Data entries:
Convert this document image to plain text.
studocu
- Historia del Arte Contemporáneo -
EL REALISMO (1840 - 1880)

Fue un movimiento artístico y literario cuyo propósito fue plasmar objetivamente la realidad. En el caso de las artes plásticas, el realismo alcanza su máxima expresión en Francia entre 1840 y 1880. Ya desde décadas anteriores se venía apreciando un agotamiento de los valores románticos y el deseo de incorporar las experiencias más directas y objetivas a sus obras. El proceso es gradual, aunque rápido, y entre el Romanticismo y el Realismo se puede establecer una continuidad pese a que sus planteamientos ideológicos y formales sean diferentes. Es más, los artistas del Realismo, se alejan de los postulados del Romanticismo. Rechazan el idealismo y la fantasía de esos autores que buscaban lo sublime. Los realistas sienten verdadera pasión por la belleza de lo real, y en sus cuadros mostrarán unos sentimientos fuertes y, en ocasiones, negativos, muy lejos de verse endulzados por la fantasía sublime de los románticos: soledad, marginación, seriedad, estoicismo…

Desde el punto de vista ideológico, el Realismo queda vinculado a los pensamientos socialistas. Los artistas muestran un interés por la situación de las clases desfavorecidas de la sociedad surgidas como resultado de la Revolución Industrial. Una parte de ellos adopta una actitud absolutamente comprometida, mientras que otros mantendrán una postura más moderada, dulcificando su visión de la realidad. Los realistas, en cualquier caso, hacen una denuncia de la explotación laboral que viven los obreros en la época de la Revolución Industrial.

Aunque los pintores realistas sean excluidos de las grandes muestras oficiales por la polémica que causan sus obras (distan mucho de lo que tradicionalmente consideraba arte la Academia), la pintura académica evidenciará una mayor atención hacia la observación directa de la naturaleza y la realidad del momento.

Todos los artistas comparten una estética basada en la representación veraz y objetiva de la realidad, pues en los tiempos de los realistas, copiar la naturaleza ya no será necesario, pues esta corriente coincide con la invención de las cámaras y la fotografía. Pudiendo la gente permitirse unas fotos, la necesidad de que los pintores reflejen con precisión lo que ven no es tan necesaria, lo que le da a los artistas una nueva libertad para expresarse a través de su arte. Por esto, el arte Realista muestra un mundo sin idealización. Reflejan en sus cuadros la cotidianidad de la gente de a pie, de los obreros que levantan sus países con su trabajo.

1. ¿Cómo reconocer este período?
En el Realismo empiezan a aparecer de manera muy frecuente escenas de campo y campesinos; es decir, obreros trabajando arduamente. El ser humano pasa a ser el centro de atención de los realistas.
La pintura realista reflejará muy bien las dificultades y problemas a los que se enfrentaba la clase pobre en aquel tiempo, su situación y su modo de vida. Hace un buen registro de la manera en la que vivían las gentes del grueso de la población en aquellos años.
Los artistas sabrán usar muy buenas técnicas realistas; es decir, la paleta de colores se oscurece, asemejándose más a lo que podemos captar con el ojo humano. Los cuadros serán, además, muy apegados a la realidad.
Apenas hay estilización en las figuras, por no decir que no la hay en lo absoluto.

GIVEN EXERCISE: Collect every line with the string "manera" from the records, and copy each.

FINAL RESULT:
En el Realismo empiezan a aparecer de manera muy frecuente escenas de campo y campesinos; es decir, obreros trabajando arduamente. El ser humano pasa a ser el centro de atención de los realistas.
La pintura realista reflejará muy bien las dificultades y problemas a los que se enfrentaba la clase pobre en aquel tiempo, su situación y su modo de vida. Hace un buen registro de la manera en la que vivían las gentes del grueso de la población en aquellos años.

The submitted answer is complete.